begin Data for this exercise

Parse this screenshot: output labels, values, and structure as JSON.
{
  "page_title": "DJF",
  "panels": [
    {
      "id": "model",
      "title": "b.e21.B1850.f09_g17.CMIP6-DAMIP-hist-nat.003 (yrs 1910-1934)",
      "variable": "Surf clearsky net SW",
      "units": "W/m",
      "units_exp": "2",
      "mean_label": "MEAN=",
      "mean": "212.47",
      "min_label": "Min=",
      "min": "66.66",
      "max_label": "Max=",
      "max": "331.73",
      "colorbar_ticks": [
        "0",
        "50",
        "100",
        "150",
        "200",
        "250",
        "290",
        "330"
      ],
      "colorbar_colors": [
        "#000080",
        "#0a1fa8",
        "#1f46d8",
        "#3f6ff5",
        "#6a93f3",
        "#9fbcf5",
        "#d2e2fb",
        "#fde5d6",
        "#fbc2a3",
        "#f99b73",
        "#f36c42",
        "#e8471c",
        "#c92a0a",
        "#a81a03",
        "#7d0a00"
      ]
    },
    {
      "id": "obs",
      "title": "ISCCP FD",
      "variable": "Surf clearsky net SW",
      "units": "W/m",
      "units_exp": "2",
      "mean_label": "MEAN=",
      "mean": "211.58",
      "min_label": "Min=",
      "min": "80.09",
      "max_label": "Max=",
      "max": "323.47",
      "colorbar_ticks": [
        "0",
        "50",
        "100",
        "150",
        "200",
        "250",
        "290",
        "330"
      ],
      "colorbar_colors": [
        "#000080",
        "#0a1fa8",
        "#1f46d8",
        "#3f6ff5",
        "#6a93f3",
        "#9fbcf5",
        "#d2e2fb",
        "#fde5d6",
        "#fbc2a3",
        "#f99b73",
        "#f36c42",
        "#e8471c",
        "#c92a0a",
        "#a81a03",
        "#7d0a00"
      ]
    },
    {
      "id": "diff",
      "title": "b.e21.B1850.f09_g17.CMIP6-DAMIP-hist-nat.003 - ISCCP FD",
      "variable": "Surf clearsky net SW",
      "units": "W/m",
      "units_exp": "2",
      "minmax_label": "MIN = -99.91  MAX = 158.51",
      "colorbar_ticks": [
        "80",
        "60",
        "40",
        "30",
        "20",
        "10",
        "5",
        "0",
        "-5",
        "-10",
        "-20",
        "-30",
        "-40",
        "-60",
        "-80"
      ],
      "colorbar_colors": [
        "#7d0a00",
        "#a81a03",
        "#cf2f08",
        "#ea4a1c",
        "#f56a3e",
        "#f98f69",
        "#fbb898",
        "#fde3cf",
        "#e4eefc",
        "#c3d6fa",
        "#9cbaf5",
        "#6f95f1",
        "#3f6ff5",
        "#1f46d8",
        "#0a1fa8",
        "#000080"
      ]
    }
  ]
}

end Data for this exercise

--- Written exercise ---
Where a line above includes "ISCCP", copy that line.

--- Output of the task ---
      "title": "ISCCP FD",
      "title": "b.e21.B1850.f09_g17.CMIP6-DAMIP-hist-nat.003 - ISCCP FD",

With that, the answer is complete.